# [What you have to do]
Keep the pictures out and restate every record exactly.

# [Supplied entries]
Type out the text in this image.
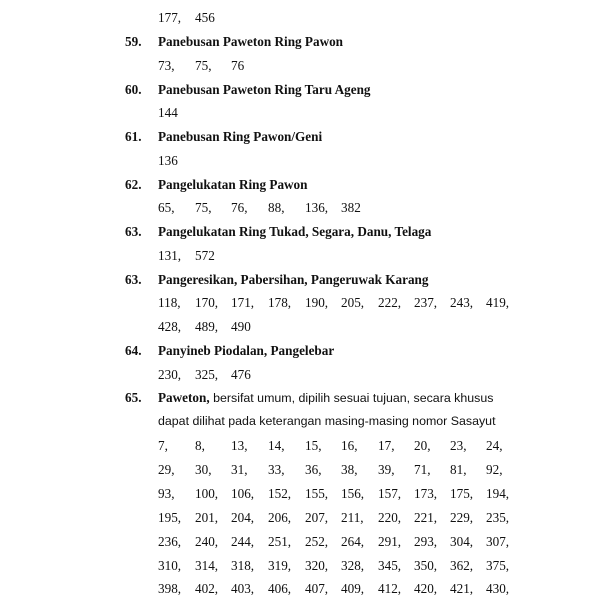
177, 456
59. Panebusan Paweton Ring Pawon
73, 75, 76
60. Panebusan Paweton Ring Taru Ageng
144
61. Panebusan Ring Pawon/Geni
136
62. Pangelukatan Ring Pawon
65, 75, 76, 88, 136, 382
63. Pangelukatan Ring Tukad, Segara, Danu, Telaga
131, 572
63. Pangeresikan, Pabersihan, Pangeruwak Karang
118, 170, 171, 178, 190, 205, 222, 237, 243, 419,
428, 489, 490
64. Panyineb Piodalan, Pangelebar
230, 325, 476
65. Paweton, bersifat umum, dipilih sesuai tujuan, secara khusus
dapat dilihat pada keterangan masing-masing nomor Sasayut
7, 8, 13, 14, 15, 16, 17, 20, 23, 24,
29, 30, 31, 33, 36, 38, 39, 71, 81, 92,
93, 100, 106, 152, 155, 156, 157, 173, 175, 194,
195, 201, 204, 206, 207, 211, 220, 221, 229, 235,
236, 240, 244, 251, 252, 264, 291, 293, 304, 307,
310, 314, 318, 319, 320, 328, 345, 350, 362, 375,
398, 402, 403, 406, 407, 409, 412, 420, 421, 430,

# [Response]
Type out the text in this image.
177, 456
59. Panebusan Paweton Ring Pawon
73, 75, 76
60. Panebusan Paweton Ring Taru Ageng
144
61. Panebusan Ring Pawon/Geni
136
62. Pangelukatan Ring Pawon
65, 75, 76, 88, 136, 382
63. Pangelukatan Ring Tukad, Segara, Danu, Telaga
131, 572
63. Pangeresikan, Pabersihan, Pangeruwak Karang
118, 170, 171, 178, 190, 205, 222, 237, 243, 419,
428, 489, 490
64. Panyineb Piodalan, Pangelebar
230, 325, 476
65. Paweton, bersifat umum, dipilih sesuai tujuan, secara khusus
dapat dilihat pada keterangan masing-masing nomor Sasayut
7, 8, 13, 14, 15, 16, 17, 20, 23, 24,
29, 30, 31, 33, 36, 38, 39, 71, 81, 92,
93, 100, 106, 152, 155, 156, 157, 173, 175, 194,
195, 201, 204, 206, 207, 211, 220, 221, 229, 235,
236, 240, 244, 251, 252, 264, 291, 293, 304, 307,
310, 314, 318, 319, 320, 328, 345, 350, 362, 375,
398, 402, 403, 406, 407, 409, 412, 420, 421, 430,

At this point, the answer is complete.